> [WRITTEN EXERCISE]:
Gather each line of the records where "called" appears.

> [Data records]:

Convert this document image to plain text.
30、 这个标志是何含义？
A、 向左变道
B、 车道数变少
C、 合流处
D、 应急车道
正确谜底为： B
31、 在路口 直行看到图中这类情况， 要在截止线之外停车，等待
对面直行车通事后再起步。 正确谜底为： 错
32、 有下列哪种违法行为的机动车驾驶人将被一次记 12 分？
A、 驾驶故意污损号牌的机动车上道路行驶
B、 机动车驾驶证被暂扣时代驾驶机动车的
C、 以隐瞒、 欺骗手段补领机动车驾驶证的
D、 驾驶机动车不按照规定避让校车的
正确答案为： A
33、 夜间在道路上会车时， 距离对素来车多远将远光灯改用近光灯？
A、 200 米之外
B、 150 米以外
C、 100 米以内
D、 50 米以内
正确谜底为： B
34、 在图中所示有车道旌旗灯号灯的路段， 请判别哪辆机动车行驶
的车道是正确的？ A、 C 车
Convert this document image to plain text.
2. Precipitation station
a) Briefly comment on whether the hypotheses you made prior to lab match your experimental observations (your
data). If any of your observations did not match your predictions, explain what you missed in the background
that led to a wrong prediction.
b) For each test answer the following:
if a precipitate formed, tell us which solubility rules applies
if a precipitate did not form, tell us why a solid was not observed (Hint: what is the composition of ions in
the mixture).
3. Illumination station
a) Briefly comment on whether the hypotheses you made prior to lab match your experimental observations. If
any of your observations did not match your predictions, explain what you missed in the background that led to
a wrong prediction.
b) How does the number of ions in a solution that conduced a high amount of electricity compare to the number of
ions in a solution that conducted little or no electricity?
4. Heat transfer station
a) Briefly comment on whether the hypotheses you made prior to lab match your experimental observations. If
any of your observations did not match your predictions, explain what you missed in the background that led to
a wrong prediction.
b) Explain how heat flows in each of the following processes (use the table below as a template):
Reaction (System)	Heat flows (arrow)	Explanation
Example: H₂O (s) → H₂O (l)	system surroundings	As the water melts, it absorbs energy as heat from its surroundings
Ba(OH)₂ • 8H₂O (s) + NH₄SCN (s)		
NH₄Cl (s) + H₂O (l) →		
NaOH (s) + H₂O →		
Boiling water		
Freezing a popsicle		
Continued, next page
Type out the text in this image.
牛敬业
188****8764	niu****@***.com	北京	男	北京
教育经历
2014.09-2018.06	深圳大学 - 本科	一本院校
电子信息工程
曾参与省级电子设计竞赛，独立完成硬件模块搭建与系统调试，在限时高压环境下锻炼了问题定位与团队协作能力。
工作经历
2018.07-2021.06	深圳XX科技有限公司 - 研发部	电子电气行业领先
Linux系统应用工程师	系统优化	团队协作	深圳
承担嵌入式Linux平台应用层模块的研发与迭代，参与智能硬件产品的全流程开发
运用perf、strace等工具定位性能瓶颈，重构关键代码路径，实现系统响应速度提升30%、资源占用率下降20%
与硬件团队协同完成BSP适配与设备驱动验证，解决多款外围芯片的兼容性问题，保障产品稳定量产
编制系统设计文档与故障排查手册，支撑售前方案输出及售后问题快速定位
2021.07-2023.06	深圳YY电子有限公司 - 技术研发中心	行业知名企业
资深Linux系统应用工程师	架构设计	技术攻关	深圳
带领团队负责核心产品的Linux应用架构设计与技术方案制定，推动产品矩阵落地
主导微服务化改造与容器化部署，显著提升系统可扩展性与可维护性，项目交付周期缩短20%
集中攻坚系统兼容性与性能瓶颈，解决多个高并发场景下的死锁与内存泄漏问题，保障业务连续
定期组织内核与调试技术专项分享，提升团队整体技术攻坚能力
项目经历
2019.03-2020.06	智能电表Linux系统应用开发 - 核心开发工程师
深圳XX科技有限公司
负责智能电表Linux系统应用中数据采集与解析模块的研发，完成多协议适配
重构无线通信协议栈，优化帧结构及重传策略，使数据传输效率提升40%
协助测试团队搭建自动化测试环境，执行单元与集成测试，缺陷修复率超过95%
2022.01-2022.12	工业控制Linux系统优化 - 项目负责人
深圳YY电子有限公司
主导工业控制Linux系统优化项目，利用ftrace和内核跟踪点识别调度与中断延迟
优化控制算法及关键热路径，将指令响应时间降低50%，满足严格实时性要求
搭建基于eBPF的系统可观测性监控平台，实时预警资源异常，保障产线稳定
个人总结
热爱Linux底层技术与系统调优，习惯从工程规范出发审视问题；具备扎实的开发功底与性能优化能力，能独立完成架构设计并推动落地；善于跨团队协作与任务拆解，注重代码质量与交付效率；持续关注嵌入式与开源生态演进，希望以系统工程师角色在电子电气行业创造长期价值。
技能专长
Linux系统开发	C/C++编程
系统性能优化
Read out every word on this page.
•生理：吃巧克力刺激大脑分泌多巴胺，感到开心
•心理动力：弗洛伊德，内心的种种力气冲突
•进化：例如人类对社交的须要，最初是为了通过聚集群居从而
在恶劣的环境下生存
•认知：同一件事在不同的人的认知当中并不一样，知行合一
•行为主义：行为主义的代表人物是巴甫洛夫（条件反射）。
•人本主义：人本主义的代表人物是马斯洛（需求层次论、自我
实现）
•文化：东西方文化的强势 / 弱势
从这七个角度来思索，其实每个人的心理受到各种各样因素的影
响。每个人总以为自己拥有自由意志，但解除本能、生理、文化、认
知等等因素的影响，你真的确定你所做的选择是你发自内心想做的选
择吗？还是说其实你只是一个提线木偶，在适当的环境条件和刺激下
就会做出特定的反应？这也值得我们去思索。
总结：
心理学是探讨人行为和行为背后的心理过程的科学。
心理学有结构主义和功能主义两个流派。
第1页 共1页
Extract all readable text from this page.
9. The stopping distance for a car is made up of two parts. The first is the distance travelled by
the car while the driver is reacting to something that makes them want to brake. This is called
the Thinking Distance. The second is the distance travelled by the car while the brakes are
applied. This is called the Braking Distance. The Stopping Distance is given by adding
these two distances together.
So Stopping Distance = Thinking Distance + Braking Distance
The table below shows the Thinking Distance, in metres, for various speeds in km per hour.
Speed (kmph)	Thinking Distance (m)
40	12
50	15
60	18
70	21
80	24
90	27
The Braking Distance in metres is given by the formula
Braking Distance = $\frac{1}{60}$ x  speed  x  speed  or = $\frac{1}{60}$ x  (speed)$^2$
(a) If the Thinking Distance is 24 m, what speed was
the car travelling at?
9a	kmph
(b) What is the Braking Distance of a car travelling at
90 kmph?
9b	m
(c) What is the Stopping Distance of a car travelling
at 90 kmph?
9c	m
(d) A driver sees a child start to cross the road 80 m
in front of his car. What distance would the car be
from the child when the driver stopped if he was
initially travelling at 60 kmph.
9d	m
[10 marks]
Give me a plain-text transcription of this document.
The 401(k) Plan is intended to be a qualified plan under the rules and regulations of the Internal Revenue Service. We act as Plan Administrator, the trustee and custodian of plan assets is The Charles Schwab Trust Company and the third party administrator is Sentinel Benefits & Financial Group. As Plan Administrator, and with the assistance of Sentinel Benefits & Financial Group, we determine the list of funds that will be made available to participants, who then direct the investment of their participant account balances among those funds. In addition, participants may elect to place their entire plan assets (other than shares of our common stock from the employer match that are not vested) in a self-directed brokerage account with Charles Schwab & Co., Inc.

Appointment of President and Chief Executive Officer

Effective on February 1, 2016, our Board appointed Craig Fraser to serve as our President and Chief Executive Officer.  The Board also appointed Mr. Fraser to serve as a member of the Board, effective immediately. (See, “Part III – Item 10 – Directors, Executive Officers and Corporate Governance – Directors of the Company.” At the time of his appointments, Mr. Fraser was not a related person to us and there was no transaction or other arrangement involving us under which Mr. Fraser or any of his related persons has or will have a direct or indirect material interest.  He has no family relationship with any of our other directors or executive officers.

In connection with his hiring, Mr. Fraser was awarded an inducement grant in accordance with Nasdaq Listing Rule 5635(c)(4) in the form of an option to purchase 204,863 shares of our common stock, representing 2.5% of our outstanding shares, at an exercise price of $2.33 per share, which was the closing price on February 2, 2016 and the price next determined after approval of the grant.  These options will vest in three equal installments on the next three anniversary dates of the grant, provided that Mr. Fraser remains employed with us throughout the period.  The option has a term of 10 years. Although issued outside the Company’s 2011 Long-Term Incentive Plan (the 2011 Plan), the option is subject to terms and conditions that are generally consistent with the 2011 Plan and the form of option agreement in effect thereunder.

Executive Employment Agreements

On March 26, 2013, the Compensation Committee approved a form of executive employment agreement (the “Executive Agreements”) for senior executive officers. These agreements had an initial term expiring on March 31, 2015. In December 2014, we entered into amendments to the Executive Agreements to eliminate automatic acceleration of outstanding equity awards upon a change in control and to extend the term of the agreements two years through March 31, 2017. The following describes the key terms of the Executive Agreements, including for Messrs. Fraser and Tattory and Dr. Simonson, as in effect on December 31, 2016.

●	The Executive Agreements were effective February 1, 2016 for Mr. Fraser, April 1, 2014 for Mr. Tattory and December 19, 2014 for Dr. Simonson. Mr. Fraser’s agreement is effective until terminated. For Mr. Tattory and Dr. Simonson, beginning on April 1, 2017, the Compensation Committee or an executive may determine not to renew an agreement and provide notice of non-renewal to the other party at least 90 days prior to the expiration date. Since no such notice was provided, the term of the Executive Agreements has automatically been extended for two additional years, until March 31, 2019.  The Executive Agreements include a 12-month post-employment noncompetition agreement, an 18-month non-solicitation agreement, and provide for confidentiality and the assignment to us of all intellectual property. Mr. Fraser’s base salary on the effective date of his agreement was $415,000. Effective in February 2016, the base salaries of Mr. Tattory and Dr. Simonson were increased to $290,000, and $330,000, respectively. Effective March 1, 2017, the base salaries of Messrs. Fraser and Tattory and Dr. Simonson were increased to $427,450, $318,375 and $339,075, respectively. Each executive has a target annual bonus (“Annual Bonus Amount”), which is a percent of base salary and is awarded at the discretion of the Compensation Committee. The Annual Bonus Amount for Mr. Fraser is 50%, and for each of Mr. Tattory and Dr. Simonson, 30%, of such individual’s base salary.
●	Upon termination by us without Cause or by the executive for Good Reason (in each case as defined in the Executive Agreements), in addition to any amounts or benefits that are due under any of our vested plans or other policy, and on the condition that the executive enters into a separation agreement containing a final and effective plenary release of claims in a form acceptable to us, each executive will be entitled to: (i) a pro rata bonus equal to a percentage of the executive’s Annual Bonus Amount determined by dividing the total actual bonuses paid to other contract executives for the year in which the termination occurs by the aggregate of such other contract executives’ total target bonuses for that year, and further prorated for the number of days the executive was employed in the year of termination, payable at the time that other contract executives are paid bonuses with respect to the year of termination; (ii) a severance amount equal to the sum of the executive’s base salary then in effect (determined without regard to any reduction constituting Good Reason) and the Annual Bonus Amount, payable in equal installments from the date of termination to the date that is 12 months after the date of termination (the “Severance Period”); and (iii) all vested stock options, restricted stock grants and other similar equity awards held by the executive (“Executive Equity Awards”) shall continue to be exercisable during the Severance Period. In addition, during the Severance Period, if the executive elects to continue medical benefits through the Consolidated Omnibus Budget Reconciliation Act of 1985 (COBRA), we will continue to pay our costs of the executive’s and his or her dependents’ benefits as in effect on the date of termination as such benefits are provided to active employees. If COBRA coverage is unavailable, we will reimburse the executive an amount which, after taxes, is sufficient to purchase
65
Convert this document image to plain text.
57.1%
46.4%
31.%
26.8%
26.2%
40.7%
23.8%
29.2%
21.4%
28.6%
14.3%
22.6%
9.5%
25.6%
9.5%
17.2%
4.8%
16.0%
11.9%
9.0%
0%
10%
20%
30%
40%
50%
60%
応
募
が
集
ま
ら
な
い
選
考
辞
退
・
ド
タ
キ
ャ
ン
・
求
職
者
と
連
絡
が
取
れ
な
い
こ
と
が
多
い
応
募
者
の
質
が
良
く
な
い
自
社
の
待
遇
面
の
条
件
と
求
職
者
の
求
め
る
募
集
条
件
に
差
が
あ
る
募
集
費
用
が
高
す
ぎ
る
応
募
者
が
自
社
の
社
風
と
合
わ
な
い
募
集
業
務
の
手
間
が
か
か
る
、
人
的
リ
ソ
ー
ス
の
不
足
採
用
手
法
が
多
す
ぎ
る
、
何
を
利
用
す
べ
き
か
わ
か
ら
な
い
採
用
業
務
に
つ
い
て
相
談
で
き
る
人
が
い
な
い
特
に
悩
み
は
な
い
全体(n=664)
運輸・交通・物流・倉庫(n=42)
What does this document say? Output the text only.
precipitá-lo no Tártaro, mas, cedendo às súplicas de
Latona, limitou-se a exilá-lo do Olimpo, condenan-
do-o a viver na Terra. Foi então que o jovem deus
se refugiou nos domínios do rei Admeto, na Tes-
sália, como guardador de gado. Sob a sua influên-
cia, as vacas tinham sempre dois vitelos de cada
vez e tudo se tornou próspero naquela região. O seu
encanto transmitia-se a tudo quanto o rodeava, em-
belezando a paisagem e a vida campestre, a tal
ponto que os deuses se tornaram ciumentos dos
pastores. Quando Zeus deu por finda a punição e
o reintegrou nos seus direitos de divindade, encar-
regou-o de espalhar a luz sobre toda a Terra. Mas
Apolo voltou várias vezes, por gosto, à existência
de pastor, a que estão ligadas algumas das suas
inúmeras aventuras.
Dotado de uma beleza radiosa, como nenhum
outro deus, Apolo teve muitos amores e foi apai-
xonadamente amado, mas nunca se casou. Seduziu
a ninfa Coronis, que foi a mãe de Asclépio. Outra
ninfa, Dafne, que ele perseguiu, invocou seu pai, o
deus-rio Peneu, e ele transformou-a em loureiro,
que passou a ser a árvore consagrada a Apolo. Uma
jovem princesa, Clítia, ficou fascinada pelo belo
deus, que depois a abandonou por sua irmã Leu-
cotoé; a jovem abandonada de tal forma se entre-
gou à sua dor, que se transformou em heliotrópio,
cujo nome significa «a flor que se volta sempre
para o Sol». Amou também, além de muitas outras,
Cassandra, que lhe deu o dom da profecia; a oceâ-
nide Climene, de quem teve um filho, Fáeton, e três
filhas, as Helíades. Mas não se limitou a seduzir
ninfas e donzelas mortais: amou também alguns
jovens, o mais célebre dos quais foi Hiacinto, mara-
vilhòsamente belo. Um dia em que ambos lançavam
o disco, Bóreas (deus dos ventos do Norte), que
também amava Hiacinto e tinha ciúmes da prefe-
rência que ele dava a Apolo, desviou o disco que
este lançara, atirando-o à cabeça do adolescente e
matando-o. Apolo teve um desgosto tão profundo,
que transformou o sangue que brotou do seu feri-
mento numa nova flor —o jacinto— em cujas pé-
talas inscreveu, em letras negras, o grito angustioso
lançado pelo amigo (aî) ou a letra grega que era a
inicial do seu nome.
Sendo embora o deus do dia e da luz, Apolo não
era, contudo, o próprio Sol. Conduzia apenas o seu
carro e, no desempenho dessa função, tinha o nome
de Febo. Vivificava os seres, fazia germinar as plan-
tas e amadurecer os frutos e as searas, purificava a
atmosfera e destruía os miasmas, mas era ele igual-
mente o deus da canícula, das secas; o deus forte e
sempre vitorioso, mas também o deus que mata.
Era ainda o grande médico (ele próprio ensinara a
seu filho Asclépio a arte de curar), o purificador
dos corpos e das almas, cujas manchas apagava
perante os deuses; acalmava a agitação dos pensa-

> [ANSWER TO THIS TASK]:
the car while the driver is reacting to something that makes them want to brake. This is called
applied. This is called the Braking Distance. The Stopping Distance is given by adding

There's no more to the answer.